The Significance of Lower House Elections and the Future of Japanese Politics The LDP Should Invest its Political Capital in Sustaining Social Security
TAKENAKA Harukata / Professor, National Graduate Institute for Policy Studies
December 8, 2017
The October elections for the House of Representatives ended in a landslide victory for the governing Liberal Democratic Party (LDP), giving it a comfortable two-thirds majority of 313 seats. The opposition was battered, and the parties on the left were the worst hit, with only a few seats remaining among them in the aftermath.
There are two factors that affected the election results. First, there was voter approval for what the Abe administration had accomplished over the past five years. Second, the opposition had more or less self-destructed, and failing to put up an organized front, had fought the election in a divided state.
The Abe administration had achieved results such as strengthening Japan’s relationship with the United States and reaching an overall agreement with the European Union on the Economic Partnership Agreement. It also managed to break away from deflation and had other successes that included deregulating the electric power market, pushing through reforms on corporate governance and raising the number of foreign visitors to Japan.
As for the opposition, a closer look at the voting results for the proportional district reveals that the Constitutional Democratic Party of Japan (CDPJ) and the Party of Hope had captured more votes than the LDP. The protest votes against the LDP indicate an enduring criticism of the way it runs the government, as symbolized by the Moritomo Gakuen and Kake Gakuen favoritism scandals.
Nevertheless, in many electoral districts the votes were split among the CDPJ, the Party of Hope and the Japanese Communist Party, which ultimately benefited the LDP.
It has been pointed out that the Party of Hope lost its momentum due to comments made by its leader, Yuriko Koike, of “eliminating” unwanted candidates from party membership. However, even without her blunder, it was clear that the party’s policies were hastily put together, and what with all the parachute candidates and first-time candidates, it is doubtful whether it could have won as many seats as to pose a threat to the LDP.
The Democratic Party decided to merge with the Party of Hope in a haste without holding sufficient consultations with the latter, which had not yet come up with clear policies.
On the other hand, CDPJ put up a good fight. Yet, the party clearly lacked preparation, as evidenced by its having to surrender a seat to the LDP due to its lack of candidates in the proportionate district in the Tokai regional block.
Voter turnout, at 53.68%, was the second lowest in the post-World War II period. In addition to the bad weather, it seems that a considerable number of voters couldn’t make up their minds in the wake of the virtual disintegration of the Democratic Party.

=====

> [Set exercise A]:
In the essay on Japan's lower house elections, what was the voter turnout?
> [Set exercise B]:
Could you extend the essay on Japan's lower house elections past its final paragraph?

Boxed element entries:
=====

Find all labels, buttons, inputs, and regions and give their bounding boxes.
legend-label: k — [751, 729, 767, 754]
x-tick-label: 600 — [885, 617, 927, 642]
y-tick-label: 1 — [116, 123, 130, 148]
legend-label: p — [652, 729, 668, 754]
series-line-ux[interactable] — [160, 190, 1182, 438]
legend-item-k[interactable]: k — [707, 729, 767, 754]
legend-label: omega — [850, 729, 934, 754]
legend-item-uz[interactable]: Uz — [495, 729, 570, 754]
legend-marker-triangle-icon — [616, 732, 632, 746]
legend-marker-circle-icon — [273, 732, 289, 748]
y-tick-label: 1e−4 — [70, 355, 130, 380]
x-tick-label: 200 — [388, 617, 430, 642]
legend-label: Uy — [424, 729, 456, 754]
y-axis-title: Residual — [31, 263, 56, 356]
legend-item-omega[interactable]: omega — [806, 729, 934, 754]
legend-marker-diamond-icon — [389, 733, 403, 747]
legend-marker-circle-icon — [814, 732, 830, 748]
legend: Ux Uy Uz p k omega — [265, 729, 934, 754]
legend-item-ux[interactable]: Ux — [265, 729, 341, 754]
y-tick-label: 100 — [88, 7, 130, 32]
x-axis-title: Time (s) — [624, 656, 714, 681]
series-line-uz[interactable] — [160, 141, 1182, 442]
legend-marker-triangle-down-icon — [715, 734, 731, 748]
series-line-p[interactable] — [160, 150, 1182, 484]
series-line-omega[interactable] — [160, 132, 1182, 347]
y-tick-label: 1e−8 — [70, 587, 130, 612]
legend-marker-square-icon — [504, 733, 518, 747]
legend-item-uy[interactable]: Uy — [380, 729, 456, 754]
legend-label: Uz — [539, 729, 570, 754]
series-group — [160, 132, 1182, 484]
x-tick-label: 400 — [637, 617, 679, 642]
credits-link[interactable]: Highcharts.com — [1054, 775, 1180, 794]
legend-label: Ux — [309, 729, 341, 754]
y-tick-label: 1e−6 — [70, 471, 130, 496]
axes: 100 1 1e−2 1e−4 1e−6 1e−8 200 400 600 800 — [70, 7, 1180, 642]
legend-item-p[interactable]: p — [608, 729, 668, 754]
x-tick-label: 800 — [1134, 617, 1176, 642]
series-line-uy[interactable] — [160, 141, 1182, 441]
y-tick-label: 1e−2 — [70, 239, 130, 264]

=====

> [Task answer A]:
Voter turnout was 53.68%, the second lowest in the post-World War II period.

> [Task answer B]:
What will now happen in Japanese politics? The opposition thus divided, the Abe administration will continue to enjoy an advantage in terms of sheer numbers. However, the election results also indicated persistent criticism against the Abe administration. The Prime Minister must therefore pay utmost care to prevent a recurrence of scandals similar to the Moritomo and Kake scandals.
Prime Minister Abe is likely to advance the debate on Constitutional reform. While agreeing to a discussion, the Democratic Party had been less enthusiastic about an actual revision. Meanwhile, the Party of Hope and the Japan Innovation Party have taken a more positive stance, and this is expected to result in a more realistic discussion on the issue.
However, it is not clear whether this will lead to a revision of Article 9, as declared by Prime Minister Abe in May. That is because the CDPJ and the Communist Party are certain to vehemently oppose such a move, while the Komeito and the Party of Hope have taken a more cautious approach.
In the meantime, the Abe administration is likely to formulate concrete measures for realizing its campaign pledge of developing a social security system that addresses the needs of all generations, including free preschool education. Social security in Japan is biased towards the elderly, so placing more emphasis on the working generation would be a move in the right direction. Yet, much consideration is necessary on how to finance such a policy.
Prime Minister Abe intends to use part of the increased revenues from the scheduled hike in the consumption tax rate in 2019. Considering that the budget deficit was expected to grow even after raising the tax rate, the government will have to rely on debts to cover any new expenditures.
Revising the Constitution is certainly an important issue. But since the security-related bills were passed in 2015, there is now less need for a revision from the standpoint of national security, and it is questionable whether the issue is a matter of urgency.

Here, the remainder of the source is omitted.